__REQUIRED WORK__
Read the records below and copy each line that contains "name".

__GIVEN INFORMATION__

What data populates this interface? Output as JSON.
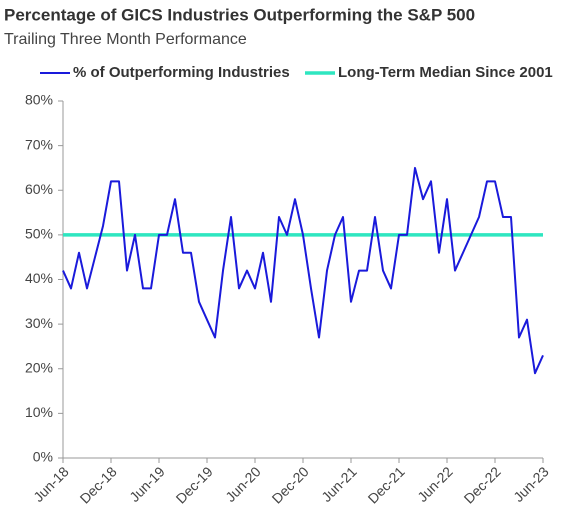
{
  "chart_data": {
    "type": "line",
    "title": "Percentage of GICS Industries Outperforming the S&P 500",
    "subtitle": "Trailing Three Month Performance",
    "categories": [
      "Jun-18",
      null,
      null,
      null,
      null,
      null,
      "Dec-18",
      null,
      null,
      null,
      null,
      null,
      "Jun-19",
      null,
      null,
      null,
      null,
      null,
      "Dec-19",
      null,
      null,
      null,
      null,
      null,
      "Jun-20",
      null,
      null,
      null,
      null,
      null,
      "Dec-20",
      null,
      null,
      null,
      null,
      null,
      "Jun-21",
      null,
      null,
      null,
      null,
      null,
      "Dec-21",
      null,
      null,
      null,
      null,
      null,
      "Jun-22",
      null,
      null,
      null,
      null,
      null,
      "Dec-22",
      null,
      null,
      null,
      null,
      null,
      "Jun-23"
    ],
    "series": [
      {
        "name": "% of Outperforming Industries",
        "color": "#1a1adb",
        "values": [
          42,
          38,
          46,
          38,
          45,
          52,
          62,
          62,
          42,
          50,
          38,
          38,
          50,
          50,
          58,
          46,
          46,
          35,
          31,
          27,
          42,
          54,
          38,
          42,
          38,
          46,
          35,
          54,
          50,
          58,
          50,
          38,
          27,
          42,
          50,
          54,
          35,
          42,
          42,
          54,
          42,
          38,
          50,
          50,
          65,
          58,
          62,
          46,
          58,
          42,
          46,
          50,
          54,
          62,
          62,
          54,
          54,
          27,
          31,
          19,
          23
        ]
      },
      {
        "name": "Long-Term Median Since 2001",
        "color": "#2ee6c0",
        "values": [
          50,
          50,
          50,
          50,
          50,
          50,
          50,
          50,
          50,
          50,
          50,
          50,
          50,
          50,
          50,
          50,
          50,
          50,
          50,
          50,
          50,
          50,
          50,
          50,
          50,
          50,
          50,
          50,
          50,
          50,
          50,
          50,
          50,
          50,
          50,
          50,
          50,
          50,
          50,
          50,
          50,
          50,
          50,
          50,
          50,
          50,
          50,
          50,
          50,
          50,
          50,
          50,
          50,
          50,
          50,
          50,
          50,
          50,
          50,
          50,
          50
        ]
      }
    ],
    "ylim": [
      0,
      80
    ],
    "yticks": [
      {
        "value": 0,
        "label": "0%"
      },
      {
        "value": 10,
        "label": "10%"
      },
      {
        "value": 20,
        "label": "20%"
      },
      {
        "value": 30,
        "label": "30%"
      },
      {
        "value": 40,
        "label": "40%"
      },
      {
        "value": 50,
        "label": "50%"
      },
      {
        "value": 60,
        "label": "60%"
      },
      {
        "value": 70,
        "label": "70%"
      },
      {
        "value": 80,
        "label": "80%"
      }
    ],
    "legend": "top"
  }
}
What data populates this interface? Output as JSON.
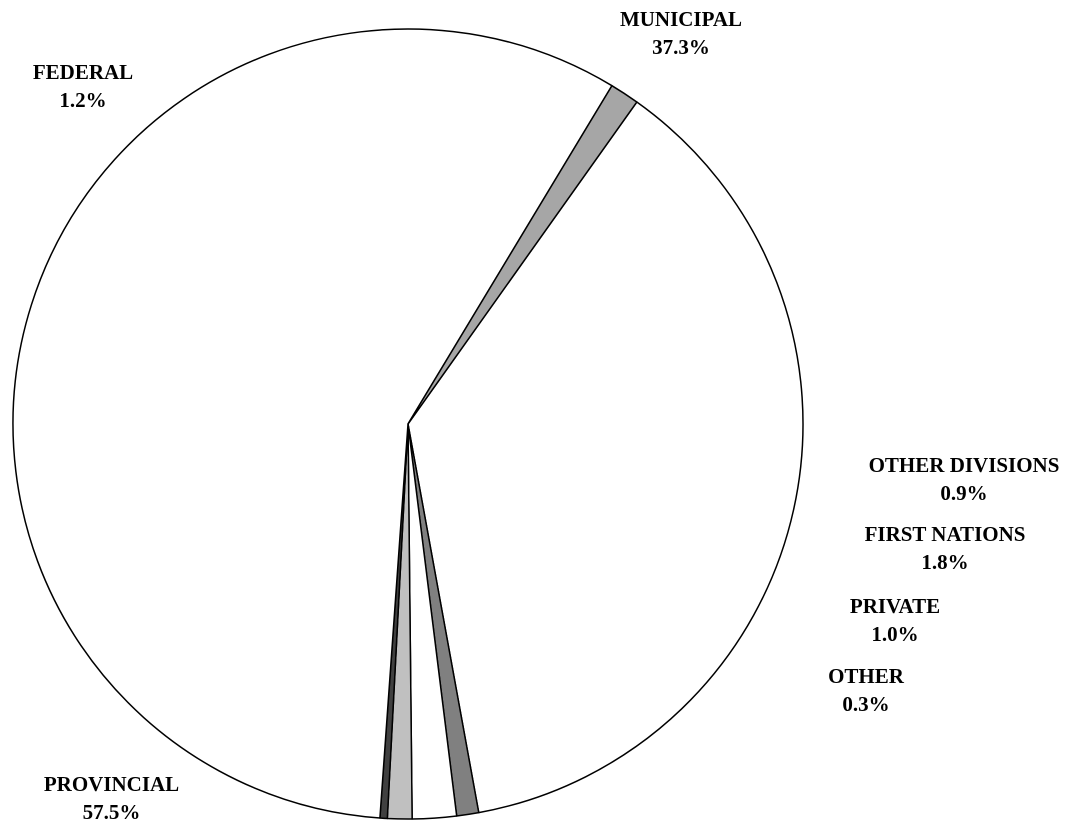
{
  "chart_data": {
    "type": "pie",
    "title": "",
    "slices": [
      {
        "name": "MUNICIPAL",
        "value": 37.3,
        "label": "37.3%",
        "color": "#ffffff"
      },
      {
        "name": "OTHER DIVISIONS",
        "value": 0.9,
        "label": "0.9%",
        "color": "#808080"
      },
      {
        "name": "FIRST NATIONS",
        "value": 1.8,
        "label": "1.8%",
        "color": "#ffffff"
      },
      {
        "name": "PRIVATE",
        "value": 1.0,
        "label": "1.0%",
        "color": "#c0c0c0"
      },
      {
        "name": "OTHER",
        "value": 0.3,
        "label": "0.3%",
        "color": "#404040"
      },
      {
        "name": "PROVINCIAL",
        "value": 57.5,
        "label": "57.5%",
        "color": "#ffffff"
      },
      {
        "name": "FEDERAL",
        "value": 1.2,
        "label": "1.2%",
        "color": "#a6a6a6"
      }
    ],
    "legend": "none"
  }
}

__WORKED SOLUTION__
        "name": "% of Outperforming Industries",
        "name": "Long-Term Median Since 2001",
        "name": "MUNICIPAL",
        "name": "OTHER DIVISIONS",
        "name": "FIRST NATIONS",
        "name": "PRIVATE",
        "name": "OTHER",
        "name": "PROVINCIAL",
        "name": "FEDERAL",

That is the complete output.